- **Tekst źródłowy**:
Kandydatom z pierwszych miejsc list wyborczych największych partii zadaliśmy dwa krótkie pytania dotyczące ich światopoglądu.
W niedzielę 25 maja Polacy zadecydują, kto będzie ich reprezentował na salonach politycznych Europy. Na Polskę przypada 51 z 766 wszystkich mandatów, rozdzielanych pomiędzy przedstawicieli 28 państw członkowskich Unii Europejskiej. Głosujemy na terenie województwa śląskiego, które obejmuje okręg nr 11. Mandaty poselskie zostaną rozdzielone między komitety, które osiągną 5-procentowy próg wyborczy. Ile mandatów przypadnie kandydatom ze Śląska, zależy od wyników wyborów w poszczególnych partiach w całym kraju, a także od frekwencji w naszym okręgu.
Dla kandydatów z pierwszych miejsc list wyborczych największych partii ułożyliśmy krótką sondę opisującą ich światopogląd. Forma pytań była zamknięta, co zakładało, że indagowani mają odpowiedzieć krótko: TAK lub NIE. Okazuje się, że nie dla wszystkich sprawa była oczywista. Niektórzy próbowali manewrować odpowiedziami na wzór porzekadła: Panu Bogu świeczka, a diabłu ogarek. Na pytanie „Czy jest Pan za całkowitą ochroną życia od poczęcia do naturalnej śmierci”, kandydat występujący z listy PO Jerzy Buzek odpowiedział: „Tak – uważam tak jako człowiek wierzący, ale jako osoba publiczna przychylam się do kompromisu, jaki wypracowano w ramach konstytucji”. Taki komunikat daje podstawę do podejrzenia, że w sytuacji głosowania były premier mógłby opowiedzieć się przeciwko życiu. Obok prezentujemy dłuższe biogramy kandydatów startujących z trzeciego miejsca na listach PiS i PO. Całkowicie subiektywnie uznaliśmy, że warto przyjrzeć się także tym dwóm sylwetkom.

- **Dostarczone dane**:
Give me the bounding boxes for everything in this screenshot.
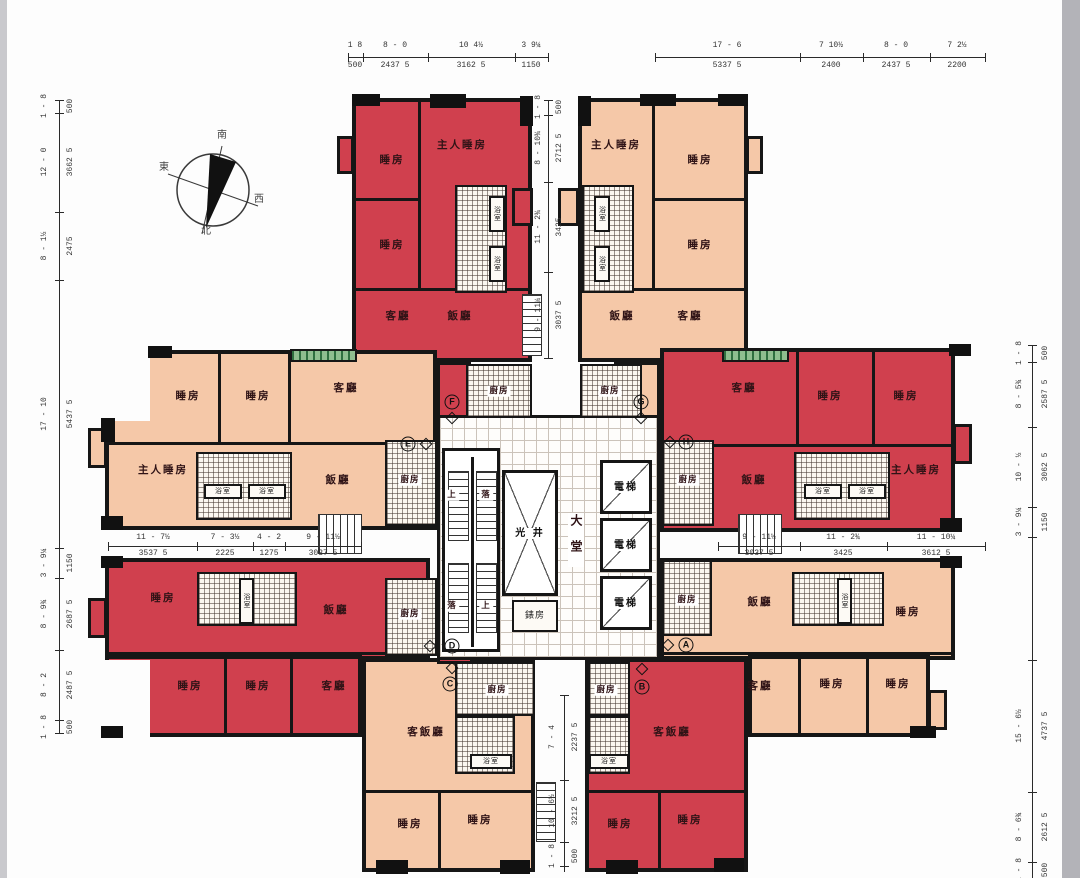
wall-column — [376, 860, 408, 874]
balcony-tab — [746, 136, 763, 174]
kitchen-label: 廚房 — [676, 475, 699, 486]
wall-column — [949, 344, 971, 356]
dim-mm: 500 — [556, 100, 564, 114]
dim-ft: 7 - 3½ — [211, 534, 240, 542]
stair-label-down: 落 — [479, 490, 493, 501]
dim-mm: 3662 5 — [67, 148, 75, 177]
dim-ft: 10 - ½ — [1016, 453, 1024, 482]
bath-label: 浴室 — [215, 488, 231, 495]
partition — [290, 655, 293, 735]
compass-east: 東 — [159, 163, 169, 173]
dim-mm: 2225 — [215, 550, 234, 558]
partition — [662, 652, 953, 655]
kitchen-label: 廚房 — [675, 595, 698, 606]
unit-letter-a: A — [679, 638, 694, 653]
compass-rose: 南 東 西 北 — [158, 128, 268, 240]
compass-needle — [206, 154, 236, 228]
wall-column — [910, 726, 936, 738]
wall-column — [520, 96, 533, 126]
dim-mm: 500 — [348, 62, 362, 70]
dim-tick — [285, 542, 286, 551]
dim-ft: 1 - 8 — [535, 95, 543, 119]
dim-tick — [887, 542, 888, 551]
bath-label: 浴室 — [259, 488, 275, 495]
partition — [107, 652, 428, 655]
room-label-master-bedroom: 主人睡房 — [437, 140, 487, 151]
dim-tick — [428, 53, 429, 62]
bath-label-box: 浴室 — [248, 484, 286, 499]
wall-column — [578, 96, 591, 126]
wall-column — [606, 860, 638, 874]
room-label-bedroom: 睡房 — [380, 240, 405, 251]
partition — [652, 102, 655, 290]
dim-tick — [1028, 660, 1037, 661]
partition — [798, 655, 801, 735]
dim-tick — [55, 650, 64, 651]
partition — [364, 790, 534, 793]
stair-block — [442, 448, 500, 652]
wall-column — [101, 418, 115, 442]
room-label-bedroom: 睡房 — [688, 155, 713, 166]
dim-tick — [515, 53, 516, 62]
dim-tick — [863, 53, 864, 62]
dim-mm: 500 — [67, 720, 75, 734]
dim-tick — [363, 53, 364, 62]
dim-mm: 2237 5 — [572, 723, 580, 752]
room-label-living: 客廳 — [334, 383, 359, 394]
dim-tick — [560, 842, 569, 843]
room-label-bedroom: 睡房 — [678, 815, 703, 826]
dim-mm: 3162 5 — [457, 62, 486, 70]
bath-label: 浴室 — [601, 758, 617, 765]
bath-label: 浴室 — [599, 256, 606, 272]
dim-tick — [548, 53, 549, 62]
bath-label: 浴室 — [483, 758, 499, 765]
bath-label-box: 浴室 — [594, 246, 610, 282]
dim-ft: 1 - 8 — [1016, 858, 1024, 878]
room-label-living: 客廳 — [732, 383, 757, 394]
room-label-bedroom: 睡房 — [820, 679, 845, 690]
bath-label: 浴室 — [243, 593, 250, 609]
dim-tick — [544, 272, 553, 273]
dim-mm: 3062 5 — [1042, 453, 1050, 482]
partition — [218, 352, 221, 444]
dim-ft: 17 - 6 — [713, 42, 742, 50]
dim-ft: 1 - 8 — [549, 844, 557, 868]
dim-mm: 2437 5 — [882, 62, 911, 70]
bath-label-box: 浴室 — [804, 484, 842, 499]
wall-column — [101, 556, 123, 568]
room-label-dining: 飯廳 — [610, 311, 635, 322]
partition — [438, 792, 441, 870]
room-label-bedroom: 睡房 — [818, 391, 843, 402]
dim-mm: 2712 5 — [556, 134, 564, 163]
kitchen-label: 廚房 — [485, 685, 508, 696]
dim-tick — [718, 542, 719, 551]
partition — [796, 350, 799, 446]
scan-edge-right — [1062, 0, 1080, 878]
dim-line — [348, 57, 548, 58]
dim-mm: 3037 5 — [745, 550, 774, 558]
dim-ft: 1 - 8 — [41, 94, 49, 118]
unit-letter-e: E — [401, 437, 416, 452]
dim-tick — [985, 53, 986, 62]
balcony-tab — [512, 188, 533, 226]
planter — [290, 349, 357, 362]
bath-label-box: 浴室 — [489, 196, 505, 232]
bath-label: 浴室 — [841, 593, 848, 609]
dim-ft: 8 - 9¾ — [41, 600, 49, 629]
elevator-label: 電梯 — [613, 598, 639, 609]
elevator-label: 電梯 — [613, 482, 639, 493]
dim-mm: 3425 — [833, 550, 852, 558]
stair-label-up: 上 — [445, 490, 459, 501]
dim-tick — [55, 212, 64, 213]
elevator-label: 電梯 — [613, 540, 639, 551]
dim-ft: 9 - 11½ — [306, 534, 340, 542]
dim-ft: 8 - 5¾ — [1016, 380, 1024, 409]
dim-mm: 2437 5 — [381, 62, 410, 70]
bath-label: 浴室 — [599, 206, 606, 222]
room-label-bedroom: 睡房 — [176, 391, 201, 402]
kitchen-label: 廚房 — [398, 609, 421, 620]
compass-north: 北 — [201, 227, 211, 237]
kitchen-label: 廚房 — [487, 386, 510, 397]
dim-line — [655, 57, 985, 58]
floor-plan: 上 落 落 上 光 井 錶房 大堂 電梯 電梯 電梯 浴室 浴 — [0, 0, 1080, 878]
unit-letter-d: D — [445, 639, 460, 654]
dim-mm: 3037 5 — [556, 301, 564, 330]
dim-ft: 8 - 0 — [383, 42, 407, 50]
dim-ft: 11 - 7½ — [136, 534, 170, 542]
dim-ft: 8 - 6¾ — [1016, 813, 1024, 842]
room-label-living-dining: 客飯廳 — [407, 727, 445, 738]
dim-tick — [55, 733, 64, 734]
dim-tick — [55, 578, 64, 579]
dim-tick — [1028, 862, 1037, 863]
stair-label-up: 上 — [479, 601, 493, 612]
dim-mm: 5337 5 — [713, 62, 742, 70]
dim-mm: 5437 5 — [67, 400, 75, 429]
dim-mm: 3212 5 — [572, 797, 580, 826]
meter-room-label: 錶房 — [525, 612, 545, 621]
partition — [418, 102, 421, 290]
stair-divider — [471, 457, 474, 647]
dim-mm: 1150 — [1042, 512, 1050, 531]
room-label-bedroom: 睡房 — [896, 607, 921, 618]
dim-tick — [1028, 537, 1037, 538]
dim-mm: 1275 — [259, 550, 278, 558]
wall-column — [148, 346, 172, 358]
dim-ft: 4 - 2 — [257, 534, 281, 542]
compass-graphic — [158, 128, 268, 240]
room-label-bedroom: 睡房 — [468, 815, 493, 826]
dim-tick — [544, 115, 553, 116]
dim-tick — [108, 542, 109, 551]
bath-label-box: 浴室 — [848, 484, 886, 499]
partition — [587, 790, 746, 793]
room-label-living: 客廳 — [748, 681, 773, 692]
balcony-tab — [337, 136, 354, 174]
dim-tick — [1028, 362, 1037, 363]
bath-label-box: 浴室 — [239, 578, 254, 624]
dim-mm: 2587 5 — [1042, 380, 1050, 409]
bath-label-box: 浴室 — [489, 246, 505, 282]
bath-label: 浴室 — [494, 206, 501, 222]
dim-line — [59, 100, 60, 733]
room-label-master-bedroom: 主人睡房 — [591, 140, 641, 151]
dim-mm: 2400 — [821, 62, 840, 70]
bath-label-box: 浴室 — [837, 578, 852, 624]
dim-tick — [544, 100, 553, 101]
dim-tick — [544, 182, 553, 183]
room-label-bedroom: 睡房 — [178, 681, 203, 692]
stair-flight — [448, 471, 469, 541]
dim-ft: 8 - 1½ — [41, 232, 49, 261]
dim-line — [108, 546, 361, 547]
room-label-living: 客廳 — [386, 311, 411, 322]
wall-column — [101, 516, 123, 530]
dim-mm: 3425 — [556, 217, 564, 236]
dim-ft: 10 4½ — [459, 42, 483, 50]
dim-ft: 11 - 2¾ — [826, 534, 860, 542]
dim-mm: 3612 5 — [922, 550, 951, 558]
dim-ft: 3 - 9¼ — [41, 549, 49, 578]
unit-letter-c: C — [443, 677, 458, 692]
dim-ft: 1 - 8 — [41, 715, 49, 739]
balcony-tab — [928, 690, 947, 730]
dim-mm: 2612 5 — [1042, 813, 1050, 842]
dim-tick — [930, 53, 931, 62]
dim-ft: 7 10½ — [819, 42, 843, 50]
dim-ft: 8 - 10¾ — [535, 131, 543, 165]
stair-flight — [476, 563, 497, 633]
unit-letter-f: F — [445, 395, 460, 410]
stair-label-down: 落 — [445, 601, 459, 612]
room-label-bedroom: 睡房 — [886, 679, 911, 690]
lobby-label: 大堂 — [568, 513, 584, 567]
dim-tick — [55, 720, 64, 721]
kitchen-label: 廚房 — [594, 685, 617, 696]
wall-column — [714, 858, 744, 872]
unit-a-block-lower — [748, 655, 930, 737]
dim-mm: 2200 — [947, 62, 966, 70]
dim-tick — [1028, 345, 1037, 346]
room-label-bedroom: 睡房 — [398, 819, 423, 830]
dim-tick — [544, 358, 553, 359]
dim-ft: 8 - 2 — [41, 673, 49, 697]
notch — [101, 346, 150, 421]
wall-column — [430, 94, 466, 108]
compass-west: 西 — [254, 195, 264, 205]
dim-mm: 500 — [572, 849, 580, 863]
dim-mm: 2475 — [67, 236, 75, 255]
dim-ft: 15 - 6½ — [1016, 709, 1024, 743]
dim-mm: 500 — [1042, 863, 1050, 877]
dim-tick — [655, 53, 656, 62]
dim-ft: 11 - 2¾ — [535, 210, 543, 244]
wall-column — [352, 94, 380, 106]
partition — [652, 198, 748, 201]
room-label-bedroom: 睡房 — [246, 391, 271, 402]
dim-mm: 500 — [67, 99, 75, 113]
bath-label-box: 浴室 — [589, 754, 629, 769]
dim-tick — [55, 280, 64, 281]
dim-line — [548, 100, 549, 358]
bath-label-box: 浴室 — [594, 196, 610, 232]
unit-letter-g: G — [634, 395, 649, 410]
balcony-tab — [88, 598, 107, 638]
room-label-bedroom: 睡房 — [151, 593, 176, 604]
scan-edge-left — [0, 0, 7, 878]
room-label-dining: 飯廳 — [742, 475, 767, 486]
room-label-bedroom: 睡房 — [246, 681, 271, 692]
dim-ft: 1 - 8 — [1016, 341, 1024, 365]
light-well-label: 光 井 — [514, 528, 545, 539]
dim-ft: 8 - 0 — [884, 42, 908, 50]
elevator-cell: 電梯 — [600, 518, 652, 572]
room-label-bedroom: 睡房 — [894, 391, 919, 402]
dim-ft: 7 2½ — [947, 42, 966, 50]
dim-line — [1032, 345, 1033, 878]
room-label-bedroom: 睡房 — [608, 819, 633, 830]
dim-tick — [1028, 507, 1037, 508]
bath-label: 浴室 — [859, 488, 875, 495]
room-label-dining: 飯廳 — [748, 597, 773, 608]
wall-column — [101, 726, 123, 738]
dim-ft: 7 - 4 — [549, 725, 557, 749]
bath-label: 浴室 — [494, 256, 501, 272]
dim-tick — [800, 542, 801, 551]
dim-tick — [800, 53, 801, 62]
dim-tick — [253, 542, 254, 551]
wall-column — [640, 94, 676, 106]
room-label-master-bedroom: 主人睡房 — [138, 465, 188, 476]
partition — [866, 655, 869, 735]
room-label-living: 客廳 — [322, 681, 347, 692]
meter-room: 錶房 — [512, 600, 558, 632]
dim-mm: 4737 5 — [1042, 712, 1050, 741]
stair-flight — [476, 471, 497, 541]
unit-letter-b: B — [635, 680, 650, 695]
room-label-bedroom: 睡房 — [688, 240, 713, 251]
unit-letter-h: H — [679, 435, 694, 450]
partition — [658, 792, 661, 870]
partition — [224, 655, 227, 735]
dim-ft: 9 - 11½ — [742, 534, 776, 542]
elevator-cell: 電梯 — [600, 576, 652, 630]
dim-tick — [55, 100, 64, 101]
dim-ft: 11 - 10¼ — [917, 534, 955, 542]
dim-mm: 1150 — [521, 62, 540, 70]
room-label-bedroom: 睡房 — [380, 155, 405, 166]
bath-label-box: 浴室 — [470, 754, 512, 769]
dim-ft: 3 - 9¼ — [1016, 508, 1024, 537]
dim-tick — [1028, 427, 1037, 428]
dim-line — [718, 546, 985, 547]
wall-column — [940, 518, 962, 532]
dim-ft: 12 - 0 — [41, 148, 49, 177]
dim-ft: 9 - 11¼ — [535, 298, 543, 332]
dim-ft: 10 - 6½ — [549, 794, 557, 828]
kitchen-label: 廚房 — [598, 386, 621, 397]
room-label-dining: 飯廳 — [326, 475, 351, 486]
dim-tick — [197, 542, 198, 551]
dim-tick — [55, 548, 64, 549]
bath-label-box: 浴室 — [204, 484, 242, 499]
bath-label: 浴室 — [815, 488, 831, 495]
dim-tick — [55, 113, 64, 114]
partition — [872, 350, 875, 446]
dim-mm: 2487 5 — [67, 671, 75, 700]
dim-mm: 3037 5 — [309, 550, 338, 558]
dim-tick — [560, 780, 569, 781]
room-label-living-dining: 客飯廳 — [653, 727, 691, 738]
kitchen-label: 廚房 — [398, 475, 421, 486]
wall-column — [718, 94, 748, 106]
dim-tick — [1028, 792, 1037, 793]
dim-mm: 3537 5 — [139, 550, 168, 558]
partition — [288, 352, 291, 444]
dim-tick — [361, 542, 362, 551]
dim-mm: 500 — [1042, 346, 1050, 360]
stair-flight — [448, 563, 469, 633]
dim-mm: 2687 5 — [67, 600, 75, 629]
wall-column — [500, 860, 530, 874]
compass-south: 南 — [217, 131, 227, 141]
room-label-master-bedroom: 主人睡房 — [891, 465, 941, 476]
light-well: 光 井 — [502, 470, 558, 596]
dim-tick — [985, 542, 986, 551]
partition — [352, 198, 420, 201]
elevator-cell: 電梯 — [600, 460, 652, 514]
dim-tick — [560, 695, 569, 696]
room-label-dining: 飯廳 — [448, 311, 473, 322]
planter — [722, 349, 789, 362]
dim-mm: 1150 — [67, 553, 75, 572]
dim-line — [564, 695, 565, 872]
balcony-tab — [953, 424, 972, 464]
room-label-living: 客廳 — [678, 311, 703, 322]
dim-ft: 17 - 10 — [41, 397, 49, 431]
dim-ft: 1 8 — [348, 42, 362, 50]
dim-tick — [560, 866, 569, 867]
dim-ft: 3 9¼ — [521, 42, 540, 50]
room-label-dining: 飯廳 — [324, 605, 349, 616]
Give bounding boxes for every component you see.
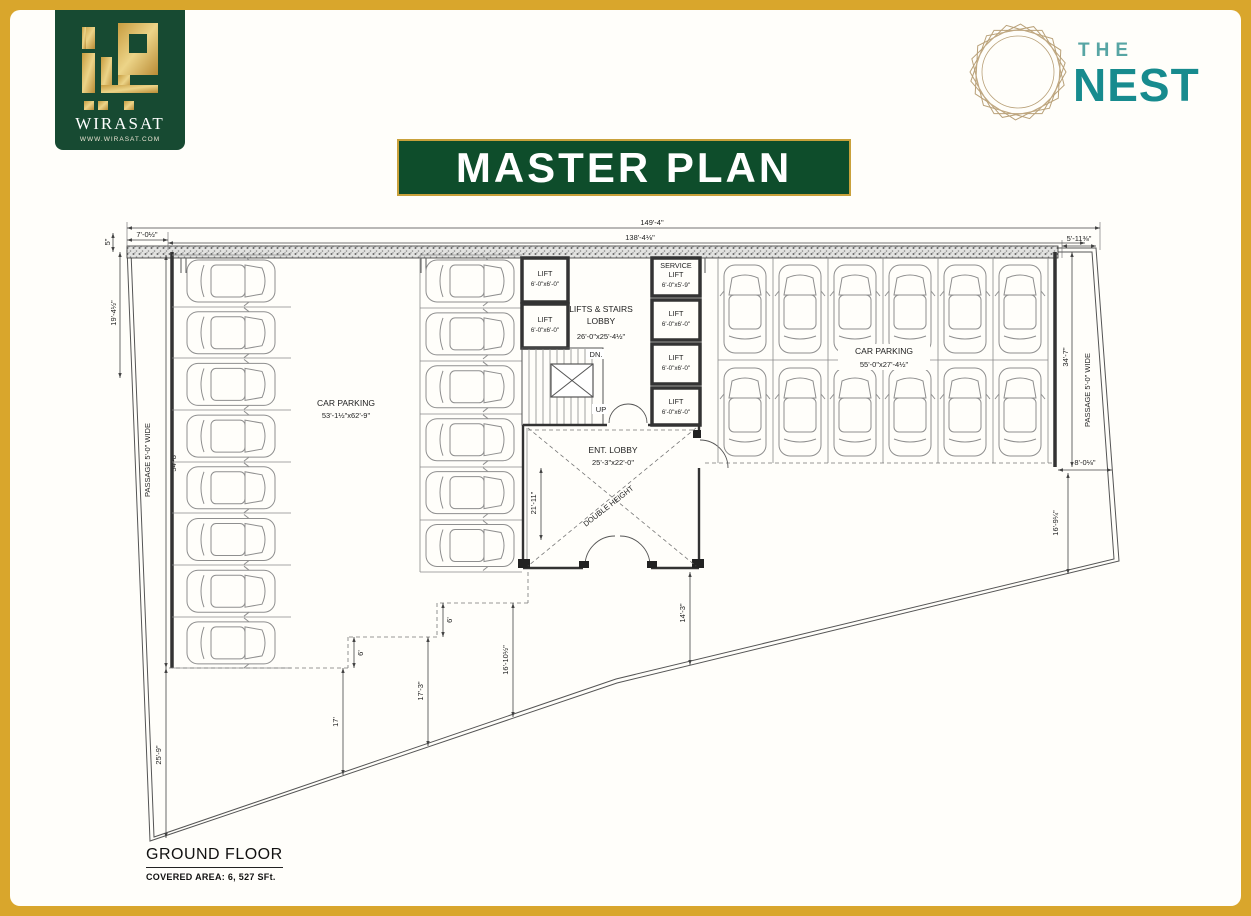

- **Zadania**:
**1.** Proszę przepisać z tekstu źródłowego wiernie cały fragment od słów „Kandydatom z pierwszych” aż po słowa „w naszym okręgu.”.
**2.** Proszę wypisać w kolejności występowania wszystkie liczby zapisane w tekście źródłowym cyframi.

- **Odpowiedzi do zadań**:
**1.**
Kandydatom z pierwszych miejsc list wyborczych największych partii zadaliśmy dwa krótkie pytania dotyczące ich światopoglądu.
W niedzielę 25 maja Polacy zadecydują, kto będzie ich reprezentował na salonach politycznych Europy. Na Polskę przypada 51 z 766 wszystkich mandatów, rozdzielanych pomiędzy przedstawicieli 28 państw członkowskich Unii Europejskiej. Głosujemy na terenie województwa śląskiego, które obejmuje okręg nr 11. Mandaty poselskie zostaną rozdzielone między komitety, które osiągną 5-procentowy próg wyborczy. Ile mandatów przypadnie kandydatom ze Śląska, zależy od wyników wyborów w poszczególnych partiach w całym kraju, a także od frekwencji w naszym okręgu.

**2.** 25, 51, 766, 28, 11, 5